Task details -
Give only the number of lines in the listing below where the string "dicloroanilina" occurs.
*** Stored rows ***
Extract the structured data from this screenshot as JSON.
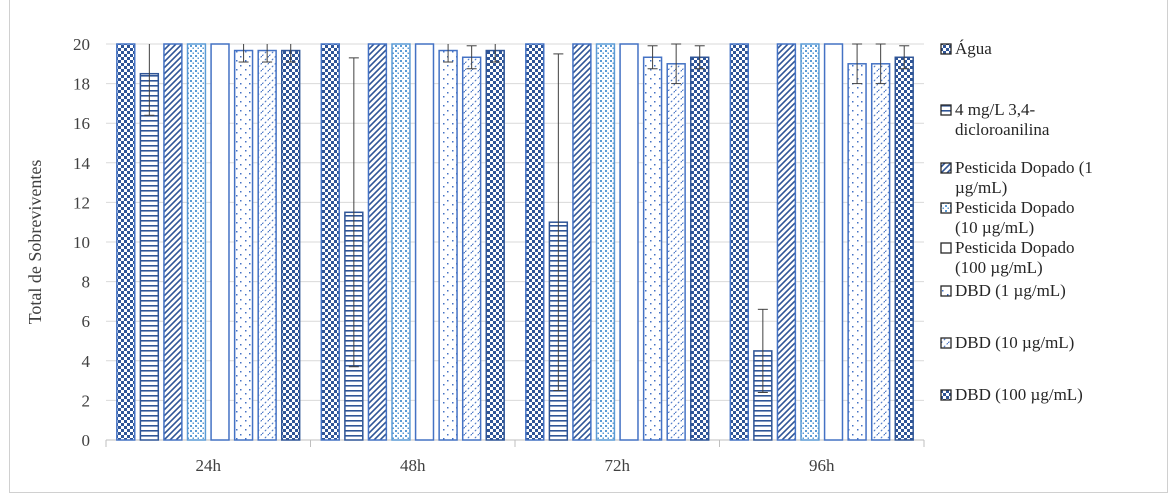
{
  "chart_data": {
    "type": "bar",
    "title": "",
    "xlabel": "",
    "ylabel": "Total de Sobreviventes",
    "ylim": [
      0,
      20
    ],
    "yticks": [
      0,
      2,
      4,
      6,
      8,
      10,
      12,
      14,
      16,
      18,
      20
    ],
    "grid": true,
    "legend_position": "right",
    "categories": [
      "24h",
      "48h",
      "72h",
      "96h"
    ],
    "series": [
      {
        "name": "Água",
        "values": [
          20,
          20,
          20,
          20
        ],
        "errors": [
          0,
          0,
          0,
          0
        ],
        "pattern": "check",
        "color": "#4472c4"
      },
      {
        "name": "4 mg/L 3,4-dicloroanilina",
        "values": [
          18.5,
          11.5,
          11,
          4.5
        ],
        "errors": [
          2.1,
          7.8,
          8.5,
          2.1
        ],
        "pattern": "hlines",
        "color": "#2f5597"
      },
      {
        "name": "Pesticida Dopado (1 µg/mL)",
        "values": [
          20,
          20,
          20,
          20
        ],
        "errors": [
          0,
          0,
          0,
          0
        ],
        "pattern": "diag",
        "color": "#4472c4"
      },
      {
        "name": "Pesticida Dopado (10 µg/mL)",
        "values": [
          20,
          20,
          20,
          20
        ],
        "errors": [
          0,
          0,
          0,
          0
        ],
        "pattern": "dots",
        "color": "#5b9bd5"
      },
      {
        "name": "Pesticida Dopado (100 µg/mL)",
        "values": [
          20,
          20,
          20,
          20
        ],
        "errors": [
          0,
          0,
          0,
          0
        ],
        "pattern": "none",
        "color": "#4472c4"
      },
      {
        "name": "DBD (1 µg/mL)",
        "values": [
          19.67,
          19.67,
          19.33,
          19
        ],
        "errors": [
          0.58,
          0.58,
          0.58,
          1
        ],
        "pattern": "sparse",
        "color": "#4472c4"
      },
      {
        "name": "DBD (10 µg/mL)",
        "values": [
          19.67,
          19.33,
          19,
          19
        ],
        "errors": [
          0.58,
          0.58,
          1,
          1
        ],
        "pattern": "diag2",
        "color": "#4472c4"
      },
      {
        "name": "DBD (100 µg/mL)",
        "values": [
          19.67,
          19.67,
          19.33,
          19.33
        ],
        "errors": [
          0.58,
          0.58,
          0.58,
          0.58
        ],
        "pattern": "check",
        "color": "#2f5597"
      }
    ],
    "legend_labels": [
      [
        "Água"
      ],
      [
        "4 mg/L 3,4-",
        "dicloroanilina"
      ],
      [
        "Pesticida Dopado (1",
        "µg/mL)"
      ],
      [
        "Pesticida Dopado",
        "(10 µg/mL)"
      ],
      [
        "Pesticida Dopado",
        "(100 µg/mL)"
      ],
      [
        "DBD (1 µg/mL)"
      ],
      [
        "DBD (10 µg/mL)"
      ],
      [
        "DBD (100 µg/mL)"
      ]
    ]
  }
}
***
Exercise answer -
2